## [Recorded data]

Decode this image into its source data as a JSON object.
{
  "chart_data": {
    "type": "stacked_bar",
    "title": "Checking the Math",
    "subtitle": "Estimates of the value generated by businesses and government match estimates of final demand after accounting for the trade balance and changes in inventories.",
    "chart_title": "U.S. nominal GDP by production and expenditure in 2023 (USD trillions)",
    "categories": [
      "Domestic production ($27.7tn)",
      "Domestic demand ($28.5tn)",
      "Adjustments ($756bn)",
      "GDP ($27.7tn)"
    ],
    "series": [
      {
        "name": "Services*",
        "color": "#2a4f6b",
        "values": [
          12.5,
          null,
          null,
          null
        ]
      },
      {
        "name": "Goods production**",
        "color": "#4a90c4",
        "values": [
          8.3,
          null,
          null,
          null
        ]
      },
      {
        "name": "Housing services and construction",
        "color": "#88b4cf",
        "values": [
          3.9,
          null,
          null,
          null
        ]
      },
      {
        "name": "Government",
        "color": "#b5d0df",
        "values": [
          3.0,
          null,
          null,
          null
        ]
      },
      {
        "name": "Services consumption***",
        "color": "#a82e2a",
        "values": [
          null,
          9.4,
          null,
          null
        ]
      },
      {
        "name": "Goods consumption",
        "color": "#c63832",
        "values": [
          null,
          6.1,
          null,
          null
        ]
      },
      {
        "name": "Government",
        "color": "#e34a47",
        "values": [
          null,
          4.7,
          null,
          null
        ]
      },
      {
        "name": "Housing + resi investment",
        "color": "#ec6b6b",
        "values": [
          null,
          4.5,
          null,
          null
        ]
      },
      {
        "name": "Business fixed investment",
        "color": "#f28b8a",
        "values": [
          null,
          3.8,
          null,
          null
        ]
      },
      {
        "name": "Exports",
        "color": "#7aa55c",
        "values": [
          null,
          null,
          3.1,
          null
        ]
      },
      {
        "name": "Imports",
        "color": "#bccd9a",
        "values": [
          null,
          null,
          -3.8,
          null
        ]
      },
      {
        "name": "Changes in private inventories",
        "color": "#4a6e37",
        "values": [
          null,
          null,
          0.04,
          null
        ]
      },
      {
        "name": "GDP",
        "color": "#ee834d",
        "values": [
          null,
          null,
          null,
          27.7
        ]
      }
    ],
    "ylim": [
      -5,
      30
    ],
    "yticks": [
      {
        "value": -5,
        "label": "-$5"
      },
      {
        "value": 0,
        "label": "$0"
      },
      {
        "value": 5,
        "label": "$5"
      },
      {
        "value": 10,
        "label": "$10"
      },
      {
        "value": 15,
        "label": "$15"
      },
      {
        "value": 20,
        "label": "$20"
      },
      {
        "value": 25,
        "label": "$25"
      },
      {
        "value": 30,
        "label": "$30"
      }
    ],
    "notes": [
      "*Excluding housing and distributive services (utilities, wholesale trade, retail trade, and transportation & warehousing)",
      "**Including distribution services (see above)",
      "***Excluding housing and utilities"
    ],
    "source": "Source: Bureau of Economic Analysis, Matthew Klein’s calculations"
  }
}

## [WHAT THE TASK ASKS]
Review the preceding data and report every line that includes the string "source".

## [PROBLEM SOLUTION]
Decode this image into its source data as a JSON object.
    "source": "Source: Bureau of Economic Analysis, Matthew Klein’s calculations"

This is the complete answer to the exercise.